---------- Data entries ----------
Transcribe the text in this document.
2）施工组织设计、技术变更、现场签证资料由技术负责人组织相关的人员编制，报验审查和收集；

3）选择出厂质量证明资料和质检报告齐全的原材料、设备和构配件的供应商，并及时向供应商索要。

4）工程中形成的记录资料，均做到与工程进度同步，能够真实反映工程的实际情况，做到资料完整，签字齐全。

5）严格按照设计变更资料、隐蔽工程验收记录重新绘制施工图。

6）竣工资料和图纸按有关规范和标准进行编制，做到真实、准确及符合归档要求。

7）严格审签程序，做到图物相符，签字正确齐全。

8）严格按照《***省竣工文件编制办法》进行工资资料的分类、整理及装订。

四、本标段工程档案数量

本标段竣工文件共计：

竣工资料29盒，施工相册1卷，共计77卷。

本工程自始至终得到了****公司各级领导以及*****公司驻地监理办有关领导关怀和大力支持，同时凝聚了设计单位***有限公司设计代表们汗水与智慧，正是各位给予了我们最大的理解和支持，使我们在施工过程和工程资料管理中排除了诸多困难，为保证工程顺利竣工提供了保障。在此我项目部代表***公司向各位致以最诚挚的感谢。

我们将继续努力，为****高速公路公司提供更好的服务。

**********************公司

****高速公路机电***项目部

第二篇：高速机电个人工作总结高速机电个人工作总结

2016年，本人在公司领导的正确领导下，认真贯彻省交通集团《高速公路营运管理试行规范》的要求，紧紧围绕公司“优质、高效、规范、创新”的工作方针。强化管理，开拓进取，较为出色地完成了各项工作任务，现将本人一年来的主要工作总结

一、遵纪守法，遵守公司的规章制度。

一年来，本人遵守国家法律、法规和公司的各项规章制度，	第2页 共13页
----------
# Exercise aim
Extract the complete data, matching each line exactly.

# Answer to the task
Transcribe the text in this document.
2）施工组织设计、技术变更、现场签证资料由技术负责人组织相关的人员编制，报验审查和收集；

3）选择出厂质量证明资料和质检报告齐全的原材料、设备和构配件的供应商，并及时向供应商索要。

4）工程中形成的记录资料，均做到与工程进度同步，能够真实反映工程的实际情况，做到资料完整，签字齐全。

5）严格按照设计变更资料、隐蔽工程验收记录重新绘制施工图。

6）竣工资料和图纸按有关规范和标准进行编制，做到真实、准确及符合归档要求。

7）严格审签程序，做到图物相符，签字正确齐全。

8）严格按照《***省竣工文件编制办法》进行工资资料的分类、整理及装订。

四、本标段工程档案数量

本标段竣工文件共计：

竣工资料29盒，施工相册1卷，共计77卷。

本工程自始至终得到了****公司各级领导以及*****公司驻地监理办有关领导关怀和大力支持，同时凝聚了设计单位***有限公司设计代表们汗水与智慧，正是各位给予了我们最大的理解和支持，使我们在施工过程和工程资料管理中排除了诸多困难，为保证工程顺利竣工提供了保障。在此我项目部代表***公司向各位致以最诚挚的感谢。

我们将继续努力，为****高速公路公司提供更好的服务。

**********************公司

****高速公路机电***项目部

第二篇：高速机电个人工作总结高速机电个人工作总结

2016年，本人在公司领导的正确领导下，认真贯彻省交通集团《高速公路营运管理试行规范》的要求，紧紧围绕公司“优质、高效、规范、创新”的工作方针。强化管理，开拓进取，较为出色地完成了各项工作任务，现将本人一年来的主要工作总结

一、遵纪守法，遵守公司的规章制度。

一年来，本人遵守国家法律、法规和公司的各项规章制度，	第2页 共13页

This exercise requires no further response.